Goal of the exercise:
Identify the lines that contain the string "Осиновская" and copy all of them.

A block of data:
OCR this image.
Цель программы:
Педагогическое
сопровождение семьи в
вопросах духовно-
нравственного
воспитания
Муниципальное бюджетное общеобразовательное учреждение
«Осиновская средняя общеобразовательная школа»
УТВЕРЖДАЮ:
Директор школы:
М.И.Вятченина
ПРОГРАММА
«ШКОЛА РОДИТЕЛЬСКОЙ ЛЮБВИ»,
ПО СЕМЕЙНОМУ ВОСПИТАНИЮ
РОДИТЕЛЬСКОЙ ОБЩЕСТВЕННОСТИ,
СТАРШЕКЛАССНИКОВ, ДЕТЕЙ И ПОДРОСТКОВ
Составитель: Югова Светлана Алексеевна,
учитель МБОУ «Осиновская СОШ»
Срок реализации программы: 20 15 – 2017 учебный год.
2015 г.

Final answer:
«Осиновская средняя общеобразовательная школа»
учитель МБОУ «Осиновская СОШ»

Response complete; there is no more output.